§ **Short exercise**
Could you write out the records below exactly as they appear?

[Records from a dataset]

________________

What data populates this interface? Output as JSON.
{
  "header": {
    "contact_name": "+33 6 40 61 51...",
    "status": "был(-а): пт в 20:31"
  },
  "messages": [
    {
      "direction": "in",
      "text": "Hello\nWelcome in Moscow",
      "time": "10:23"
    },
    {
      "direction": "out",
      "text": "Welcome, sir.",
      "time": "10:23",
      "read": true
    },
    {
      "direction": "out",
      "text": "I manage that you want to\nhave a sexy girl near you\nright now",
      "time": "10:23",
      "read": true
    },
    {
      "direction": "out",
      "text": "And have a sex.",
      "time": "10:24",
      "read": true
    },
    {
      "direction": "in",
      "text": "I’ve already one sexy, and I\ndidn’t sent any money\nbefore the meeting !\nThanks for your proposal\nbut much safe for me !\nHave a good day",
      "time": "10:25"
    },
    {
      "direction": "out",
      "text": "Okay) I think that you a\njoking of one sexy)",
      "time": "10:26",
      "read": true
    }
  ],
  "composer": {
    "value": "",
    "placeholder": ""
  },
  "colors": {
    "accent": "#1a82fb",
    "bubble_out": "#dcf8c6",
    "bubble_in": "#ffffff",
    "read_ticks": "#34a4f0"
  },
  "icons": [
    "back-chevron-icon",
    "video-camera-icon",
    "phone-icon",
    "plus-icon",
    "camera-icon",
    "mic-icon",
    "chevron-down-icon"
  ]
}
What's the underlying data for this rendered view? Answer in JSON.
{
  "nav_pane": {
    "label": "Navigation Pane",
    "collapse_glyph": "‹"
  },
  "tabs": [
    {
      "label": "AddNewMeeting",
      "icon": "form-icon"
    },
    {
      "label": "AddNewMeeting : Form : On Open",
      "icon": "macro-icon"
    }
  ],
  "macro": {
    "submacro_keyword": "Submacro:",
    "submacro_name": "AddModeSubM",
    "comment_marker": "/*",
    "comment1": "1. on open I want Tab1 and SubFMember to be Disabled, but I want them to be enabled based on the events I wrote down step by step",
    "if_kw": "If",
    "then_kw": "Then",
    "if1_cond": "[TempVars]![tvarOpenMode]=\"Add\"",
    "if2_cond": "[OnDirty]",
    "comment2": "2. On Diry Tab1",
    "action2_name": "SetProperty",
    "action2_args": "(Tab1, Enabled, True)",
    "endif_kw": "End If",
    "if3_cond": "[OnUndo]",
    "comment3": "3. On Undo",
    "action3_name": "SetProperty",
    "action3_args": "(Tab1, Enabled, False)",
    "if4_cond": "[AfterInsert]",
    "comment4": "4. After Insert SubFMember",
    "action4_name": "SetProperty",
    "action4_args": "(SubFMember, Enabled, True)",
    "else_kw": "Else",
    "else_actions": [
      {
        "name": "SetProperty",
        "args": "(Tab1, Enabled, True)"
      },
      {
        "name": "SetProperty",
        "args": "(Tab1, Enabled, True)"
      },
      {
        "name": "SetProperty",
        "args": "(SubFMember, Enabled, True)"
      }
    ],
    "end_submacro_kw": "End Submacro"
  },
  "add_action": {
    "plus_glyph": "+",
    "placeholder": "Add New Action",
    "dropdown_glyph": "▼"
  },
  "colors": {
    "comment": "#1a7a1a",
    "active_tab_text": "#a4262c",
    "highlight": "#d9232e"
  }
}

________________

§ **Result of the task**
What data populates this interface? Output as JSON.
{
  "header": {
    "contact_name": "+33 6 40 61 51...",
    "status": "был(-а): пт в 20:31"
  },
  "messages": [
    {
      "direction": "in",
      "text": "Hello\nWelcome in Moscow",
      "time": "10:23"
    },
    {
      "direction": "out",
      "text": "Welcome, sir.",
      "time": "10:23",
      "read": true
    },
    {
      "direction": "out",
      "text": "I manage that you want to\nhave a sexy girl near you\nright now",
      "time": "10:23",
      "read": true
    },
    {
      "direction": "out",
      "text": "And have a sex.",
      "time": "10:24",
      "read": true
    },
    {
      "direction": "in",
      "text": "I’ve already one sexy, and I\ndidn’t sent any money\nbefore the meeting !\nThanks for your proposal\nbut much safe for me !\nHave a good day",
      "time": "10:25"
    },
    {
      "direction": "out",
      "text": "Okay) I think that you a\njoking of one sexy)",
      "time": "10:26",
      "read": true
    }
  ],
  "composer": {
    "value": "",
    "placeholder": ""
  },
  "colors": {
    "accent": "#1a82fb",
    "bubble_out": "#dcf8c6",
    "bubble_in": "#ffffff",
    "read_ticks": "#34a4f0"
  },
  "icons": [
    "back-chevron-icon",
    "video-camera-icon",
    "phone-icon",
    "plus-icon",
    "camera-icon",
    "mic-icon",
    "chevron-down-icon"
  ]
}
What's the underlying data for this rendered view? Answer in JSON.
{
  "nav_pane": {
    "label": "Navigation Pane",
    "collapse_glyph": "‹"
  },
  "tabs": [
    {
      "label": "AddNewMeeting",
      "icon": "form-icon"
    },
    {
      "label": "AddNewMeeting : Form : On Open",
      "icon": "macro-icon"
    }
  ],
  "macro": {
    "submacro_keyword": "Submacro:",
    "submacro_name": "AddModeSubM",
    "comment_marker": "/*",
    "comment1": "1. on open I want Tab1 and SubFMember to be Disabled, but I want them to be enabled based on the events I wrote down step by step",
    "if_kw": "If",
    "then_kw": "Then",
    "if1_cond": "[TempVars]![tvarOpenMode]=\"Add\"",
    "if2_cond": "[OnDirty]",
    "comment2": "2. On Diry Tab1",
    "action2_name": "SetProperty",
    "action2_args": "(Tab1, Enabled, True)",
    "endif_kw": "End If",
    "if3_cond": "[OnUndo]",
    "comment3": "3. On Undo",
    "action3_name": "SetProperty",
    "action3_args": "(Tab1, Enabled, False)",
    "if4_cond": "[AfterInsert]",
    "comment4": "4. After Insert SubFMember",
    "action4_name": "SetProperty",
    "action4_args": "(SubFMember, Enabled, True)",
    "else_kw": "Else",
    "else_actions": [
      {
        "name": "SetProperty",
        "args": "(Tab1, Enabled, True)"
      },
      {
        "name": "SetProperty",
        "args": "(Tab1, Enabled, True)"
      },
      {
        "name": "SetProperty",
        "args": "(SubFMember, Enabled, True)"
      }
    ],
    "end_submacro_kw": "End Submacro"
  },
  "add_action": {
    "plus_glyph": "+",
    "placeholder": "Add New Action",
    "dropdown_glyph": "▼"
  },
  "colors": {
    "comment": "#1a7a1a",
    "active_tab_text": "#a4262c",
    "highlight": "#d9232e"
  }
}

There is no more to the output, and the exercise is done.